**What is being asked**
Collect from the data below each line with "icon".

**Excerpted records**
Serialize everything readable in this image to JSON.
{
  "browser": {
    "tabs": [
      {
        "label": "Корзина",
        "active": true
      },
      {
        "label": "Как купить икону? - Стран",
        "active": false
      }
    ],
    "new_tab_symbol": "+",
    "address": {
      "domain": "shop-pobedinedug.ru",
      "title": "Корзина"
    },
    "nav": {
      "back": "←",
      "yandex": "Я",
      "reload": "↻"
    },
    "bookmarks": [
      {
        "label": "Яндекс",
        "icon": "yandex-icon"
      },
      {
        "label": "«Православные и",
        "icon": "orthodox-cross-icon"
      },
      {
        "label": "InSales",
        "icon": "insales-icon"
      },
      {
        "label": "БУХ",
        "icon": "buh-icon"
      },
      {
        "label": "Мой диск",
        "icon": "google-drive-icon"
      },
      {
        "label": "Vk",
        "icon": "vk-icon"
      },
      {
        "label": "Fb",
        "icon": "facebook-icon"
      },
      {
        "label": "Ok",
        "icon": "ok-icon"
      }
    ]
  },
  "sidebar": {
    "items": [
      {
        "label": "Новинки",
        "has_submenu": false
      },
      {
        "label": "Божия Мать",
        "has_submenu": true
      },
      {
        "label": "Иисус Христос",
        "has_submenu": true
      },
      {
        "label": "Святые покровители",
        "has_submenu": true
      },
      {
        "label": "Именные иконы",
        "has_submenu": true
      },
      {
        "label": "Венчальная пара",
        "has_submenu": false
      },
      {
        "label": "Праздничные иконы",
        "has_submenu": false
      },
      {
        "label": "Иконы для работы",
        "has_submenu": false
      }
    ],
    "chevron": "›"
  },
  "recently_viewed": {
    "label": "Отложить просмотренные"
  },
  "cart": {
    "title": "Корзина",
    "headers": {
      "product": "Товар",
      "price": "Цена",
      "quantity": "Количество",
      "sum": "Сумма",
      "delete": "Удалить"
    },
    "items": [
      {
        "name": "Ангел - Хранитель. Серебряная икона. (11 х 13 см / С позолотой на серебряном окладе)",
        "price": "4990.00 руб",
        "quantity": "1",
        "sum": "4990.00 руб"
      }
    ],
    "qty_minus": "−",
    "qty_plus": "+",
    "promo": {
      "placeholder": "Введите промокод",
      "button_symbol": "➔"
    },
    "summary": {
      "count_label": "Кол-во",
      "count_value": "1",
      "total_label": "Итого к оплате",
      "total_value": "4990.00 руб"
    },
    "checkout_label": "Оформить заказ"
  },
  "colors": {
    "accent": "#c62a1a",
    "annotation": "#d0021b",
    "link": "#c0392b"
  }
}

**The output**
        "icon": "yandex-icon"
        "icon": "orthodox-cross-icon"
        "icon": "insales-icon"
        "icon": "buh-icon"
        "icon": "google-drive-icon"
        "icon": "vk-icon"
        "icon": "facebook-icon"
        "icon": "ok-icon"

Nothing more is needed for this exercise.